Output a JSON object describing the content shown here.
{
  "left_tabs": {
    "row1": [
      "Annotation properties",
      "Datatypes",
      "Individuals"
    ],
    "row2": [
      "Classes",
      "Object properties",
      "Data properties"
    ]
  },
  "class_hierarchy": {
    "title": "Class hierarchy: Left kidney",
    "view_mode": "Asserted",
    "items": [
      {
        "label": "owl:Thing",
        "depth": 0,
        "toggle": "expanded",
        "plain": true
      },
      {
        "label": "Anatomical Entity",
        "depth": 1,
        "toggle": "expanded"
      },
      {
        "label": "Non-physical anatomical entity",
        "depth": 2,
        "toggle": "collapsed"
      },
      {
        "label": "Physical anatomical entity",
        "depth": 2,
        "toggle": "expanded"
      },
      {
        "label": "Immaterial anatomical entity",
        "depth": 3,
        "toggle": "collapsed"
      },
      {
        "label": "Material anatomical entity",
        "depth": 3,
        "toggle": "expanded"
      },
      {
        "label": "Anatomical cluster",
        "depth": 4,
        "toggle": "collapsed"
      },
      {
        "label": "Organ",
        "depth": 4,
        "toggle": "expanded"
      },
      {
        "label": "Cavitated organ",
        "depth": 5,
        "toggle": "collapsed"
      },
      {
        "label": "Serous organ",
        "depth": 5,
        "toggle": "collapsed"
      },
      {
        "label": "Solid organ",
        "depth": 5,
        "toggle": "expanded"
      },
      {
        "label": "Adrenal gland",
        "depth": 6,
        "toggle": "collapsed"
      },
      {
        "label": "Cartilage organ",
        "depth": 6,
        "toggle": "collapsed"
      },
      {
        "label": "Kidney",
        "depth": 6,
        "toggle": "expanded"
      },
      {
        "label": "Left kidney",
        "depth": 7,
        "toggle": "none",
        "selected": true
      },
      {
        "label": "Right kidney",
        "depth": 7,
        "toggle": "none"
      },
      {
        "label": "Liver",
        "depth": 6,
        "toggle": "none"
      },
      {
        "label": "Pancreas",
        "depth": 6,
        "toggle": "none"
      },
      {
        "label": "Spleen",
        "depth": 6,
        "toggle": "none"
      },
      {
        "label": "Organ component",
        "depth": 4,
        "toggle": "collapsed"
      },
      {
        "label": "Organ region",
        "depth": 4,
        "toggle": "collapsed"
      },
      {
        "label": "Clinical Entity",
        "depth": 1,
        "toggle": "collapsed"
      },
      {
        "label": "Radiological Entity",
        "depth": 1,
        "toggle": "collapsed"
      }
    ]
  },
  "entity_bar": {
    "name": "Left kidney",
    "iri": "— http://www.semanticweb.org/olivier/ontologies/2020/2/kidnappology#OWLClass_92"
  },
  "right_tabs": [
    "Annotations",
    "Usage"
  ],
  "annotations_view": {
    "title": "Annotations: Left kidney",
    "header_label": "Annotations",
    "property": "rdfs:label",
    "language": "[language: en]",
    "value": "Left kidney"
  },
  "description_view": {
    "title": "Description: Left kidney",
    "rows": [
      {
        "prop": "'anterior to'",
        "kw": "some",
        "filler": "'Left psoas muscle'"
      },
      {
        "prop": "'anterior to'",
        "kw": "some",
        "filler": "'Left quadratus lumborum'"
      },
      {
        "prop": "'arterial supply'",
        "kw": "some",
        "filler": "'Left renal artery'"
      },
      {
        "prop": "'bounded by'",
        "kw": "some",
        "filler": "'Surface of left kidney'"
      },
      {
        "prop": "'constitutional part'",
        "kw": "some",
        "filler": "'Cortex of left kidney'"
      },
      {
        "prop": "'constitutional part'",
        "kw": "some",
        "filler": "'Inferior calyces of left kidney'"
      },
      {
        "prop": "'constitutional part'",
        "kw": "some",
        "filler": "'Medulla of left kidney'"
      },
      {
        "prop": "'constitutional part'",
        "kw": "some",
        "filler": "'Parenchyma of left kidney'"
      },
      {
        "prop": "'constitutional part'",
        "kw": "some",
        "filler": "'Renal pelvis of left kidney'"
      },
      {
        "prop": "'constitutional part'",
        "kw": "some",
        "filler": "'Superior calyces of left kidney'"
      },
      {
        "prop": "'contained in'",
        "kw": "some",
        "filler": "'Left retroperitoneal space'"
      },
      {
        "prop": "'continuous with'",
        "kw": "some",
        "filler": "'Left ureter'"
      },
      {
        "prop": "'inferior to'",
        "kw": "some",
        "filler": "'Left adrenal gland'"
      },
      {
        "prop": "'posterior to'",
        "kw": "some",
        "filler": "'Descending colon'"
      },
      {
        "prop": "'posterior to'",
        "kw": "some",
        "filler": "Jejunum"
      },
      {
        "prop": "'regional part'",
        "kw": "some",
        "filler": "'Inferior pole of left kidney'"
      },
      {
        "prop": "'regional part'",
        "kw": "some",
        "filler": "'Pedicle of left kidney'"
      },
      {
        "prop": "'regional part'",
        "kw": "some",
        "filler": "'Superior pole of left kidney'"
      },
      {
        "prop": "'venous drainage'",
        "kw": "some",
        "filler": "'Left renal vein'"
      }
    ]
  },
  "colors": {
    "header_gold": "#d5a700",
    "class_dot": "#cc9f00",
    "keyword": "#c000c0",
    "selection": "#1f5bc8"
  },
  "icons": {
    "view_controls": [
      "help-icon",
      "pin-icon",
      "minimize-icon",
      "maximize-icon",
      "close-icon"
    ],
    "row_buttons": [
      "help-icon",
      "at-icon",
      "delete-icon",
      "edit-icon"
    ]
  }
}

* * *

## Task to carry out
Restate the whole of the material exactly.

## Task output
Output a JSON object describing the content shown here.
{
  "left_tabs": {
    "row1": [
      "Annotation properties",
      "Datatypes",
      "Individuals"
    ],
    "row2": [
      "Classes",
      "Object properties",
      "Data properties"
    ]
  },
  "class_hierarchy": {
    "title": "Class hierarchy: Left kidney",
    "view_mode": "Asserted",
    "items": [
      {
        "label": "owl:Thing",
        "depth": 0,
        "toggle": "expanded",
        "plain": true
      },
      {
        "label": "Anatomical Entity",
        "depth": 1,
        "toggle": "expanded"
      },
      {
        "label": "Non-physical anatomical entity",
        "depth": 2,
        "toggle": "collapsed"
      },
      {
        "label": "Physical anatomical entity",
        "depth": 2,
        "toggle": "expanded"
      },
      {
        "label": "Immaterial anatomical entity",
        "depth": 3,
        "toggle": "collapsed"
      },
      {
        "label": "Material anatomical entity",
        "depth": 3,
        "toggle": "expanded"
      },
      {
        "label": "Anatomical cluster",
        "depth": 4,
        "toggle": "collapsed"
      },
      {
        "label": "Organ",
        "depth": 4,
        "toggle": "expanded"
      },
      {
        "label": "Cavitated organ",
        "depth": 5,
        "toggle": "collapsed"
      },
      {
        "label": "Serous organ",
        "depth": 5,
        "toggle": "collapsed"
      },
      {
        "label": "Solid organ",
        "depth": 5,
        "toggle": "expanded"
      },
      {
        "label": "Adrenal gland",
        "depth": 6,
        "toggle": "collapsed"
      },
      {
        "label": "Cartilage organ",
        "depth": 6,
        "toggle": "collapsed"
      },
      {
        "label": "Kidney",
        "depth": 6,
        "toggle": "expanded"
      },
      {
        "label": "Left kidney",
        "depth": 7,
        "toggle": "none",
        "selected": true
      },
      {
        "label": "Right kidney",
        "depth": 7,
        "toggle": "none"
      },
      {
        "label": "Liver",
        "depth": 6,
        "toggle": "none"
      },
      {
        "label": "Pancreas",
        "depth": 6,
        "toggle": "none"
      },
      {
        "label": "Spleen",
        "depth": 6,
        "toggle": "none"
      },
      {
        "label": "Organ component",
        "depth": 4,
        "toggle": "collapsed"
      },
      {
        "label": "Organ region",
        "depth": 4,
        "toggle": "collapsed"
      },
      {
        "label": "Clinical Entity",
        "depth": 1,
        "toggle": "collapsed"
      },
      {
        "label": "Radiological Entity",
        "depth": 1,
        "toggle": "collapsed"
      }
    ]
  },
  "entity_bar": {
    "name": "Left kidney",
    "iri": "— http://www.semanticweb.org/olivier/ontologies/2020/2/kidnappology#OWLClass_92"
  },
  "right_tabs": [
    "Annotations",
    "Usage"
  ],
  "annotations_view": {
    "title": "Annotations: Left kidney",
    "header_label": "Annotations",
    "property": "rdfs:label",
    "language": "[language: en]",
    "value": "Left kidney"
  },
  "description_view": {
    "title": "Description: Left kidney",
    "rows": [
      {
        "prop": "'anterior to'",
        "kw": "some",
        "filler": "'Left psoas muscle'"
      },
      {
        "prop": "'anterior to'",
        "kw": "some",
        "filler": "'Left quadratus lumborum'"
      },
      {
        "prop": "'arterial supply'",
        "kw": "some",
        "filler": "'Left renal artery'"
      },
      {
        "prop": "'bounded by'",
        "kw": "some",
        "filler": "'Surface of left kidney'"
      },
      {
        "prop": "'constitutional part'",
        "kw": "some",
        "filler": "'Cortex of left kidney'"
      },
      {
        "prop": "'constitutional part'",
        "kw": "some",
        "filler": "'Inferior calyces of left kidney'"
      },
      {
        "prop": "'constitutional part'",
        "kw": "some",
        "filler": "'Medulla of left kidney'"
      },
      {
        "prop": "'constitutional part'",
        "kw": "some",
        "filler": "'Parenchyma of left kidney'"
      },
      {
        "prop": "'constitutional part'",
        "kw": "some",
        "filler": "'Renal pelvis of left kidney'"
      },
      {
        "prop": "'constitutional part'",
        "kw": "some",
        "filler": "'Superior calyces of left kidney'"
      },
      {
        "prop": "'contained in'",
        "kw": "some",
        "filler": "'Left retroperitoneal space'"
      },
      {
        "prop": "'continuous with'",
        "kw": "some",
        "filler": "'Left ureter'"
      },
      {
        "prop": "'inferior to'",
        "kw": "some",
        "filler": "'Left adrenal gland'"
      },
      {
        "prop": "'posterior to'",
        "kw": "some",
        "filler": "'Descending colon'"
      },
      {
        "prop": "'posterior to'",
        "kw": "some",
        "filler": "Jejunum"
      },
      {
        "prop": "'regional part'",
        "kw": "some",
        "filler": "'Inferior pole of left kidney'"
      },
      {
        "prop": "'regional part'",
        "kw": "some",
        "filler": "'Pedicle of left kidney'"
      },
      {
        "prop": "'regional part'",
        "kw": "some",
        "filler": "'Superior pole of left kidney'"
      },
      {
        "prop": "'venous drainage'",
        "kw": "some",
        "filler": "'Left renal vein'"
      }
    ]
  },
  "colors": {
    "header_gold": "#d5a700",
    "class_dot": "#cc9f00",
    "keyword": "#c000c0",
    "selection": "#1f5bc8"
  },
  "icons": {
    "view_controls": [
      "help-icon",
      "pin-icon",
      "minimize-icon",
      "maximize-icon",
      "close-icon"
    ],
    "row_buttons": [
      "help-icon",
      "at-icon",
      "delete-icon",
      "edit-icon"
    ]
  }
}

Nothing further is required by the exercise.